==== DATA TO USE

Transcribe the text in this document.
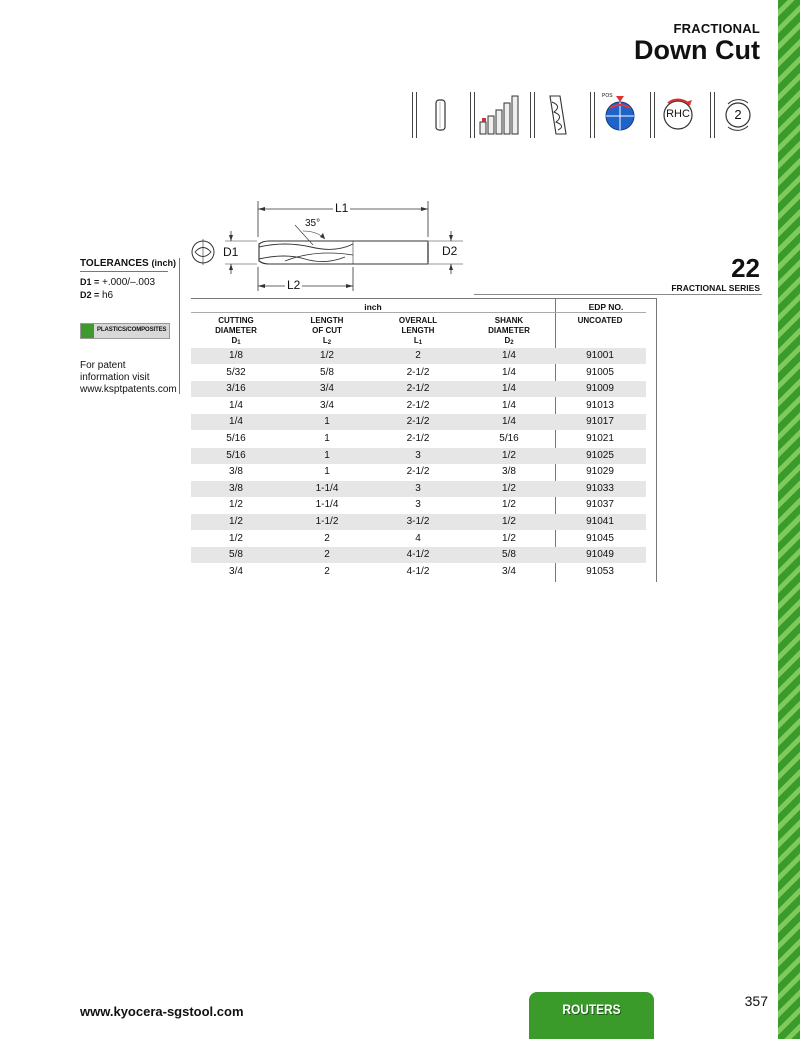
FRACTIONAL
Down Cut
POS
RHC	2
L1
35°
D1	D2
L2
TOLERANCES (inch)
D1 = +.000/–.003
D2 = h6
PLASTICS/COMPOSITES
For patent
information visit
www.ksptpatents.com
22
FRACTIONAL SERIES
inch	EDP NO.
CUTTING
DIAMETER
D1
LENGTH
OF CUT
L2
OVERALL
LENGTH
L1
SHANK
DIAMETER
D2
UNCOATED
1/8	1/2	2	1/4	91001
5/32	5/8	2-1/2	1/4	91005
3/16	3/4	2-1/2	1/4	91009
1/4	3/4	2-1/2	1/4	91013
1/4	1	2-1/2	1/4	91017
5/16	1	2-1/2	5/16	91021
5/16	1	3	1/2	91025
3/8	1	2-1/2	3/8	91029
3/8	1-1/4	3	1/2	91033
1/2	1-1/4	3	1/2	91037
1/2	1-1/2	3-1/2	1/2	91041
1/2	2	4	1/2	91045
5/8	2	4-1/2	5/8	91049
3/4	2	4-1/2	3/4	91053
www.kyocera-sgstool.com	ROUTERS	357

========

Without the pictures, retype the whole of the material above exactly.

Transcribe the text in this document.
FRACTIONAL
Down Cut
POS
RHC	2
L1
35°
D1	D2
L2
TOLERANCES (inch)
D1 = +.000/–.003
D2 = h6
PLASTICS/COMPOSITES
For patent
information visit
www.ksptpatents.com
22
FRACTIONAL SERIES
inch	EDP NO.
CUTTING
DIAMETER
D1
LENGTH
OF CUT
L2
OVERALL
LENGTH
L1
SHANK
DIAMETER
D2
UNCOATED
1/8	1/2	2	1/4	91001
5/32	5/8	2-1/2	1/4	91005
3/16	3/4	2-1/2	1/4	91009
1/4	3/4	2-1/2	1/4	91013
1/4	1	2-1/2	1/4	91017
5/16	1	2-1/2	5/16	91021
5/16	1	3	1/2	91025
3/8	1	2-1/2	3/8	91029
3/8	1-1/4	3	1/2	91033
1/2	1-1/4	3	1/2	91037
1/2	1-1/2	3-1/2	1/2	91041
1/2	2	4	1/2	91045
5/8	2	4-1/2	5/8	91049
3/4	2	4-1/2	3/4	91053
www.kyocera-sgstool.com	ROUTERS	357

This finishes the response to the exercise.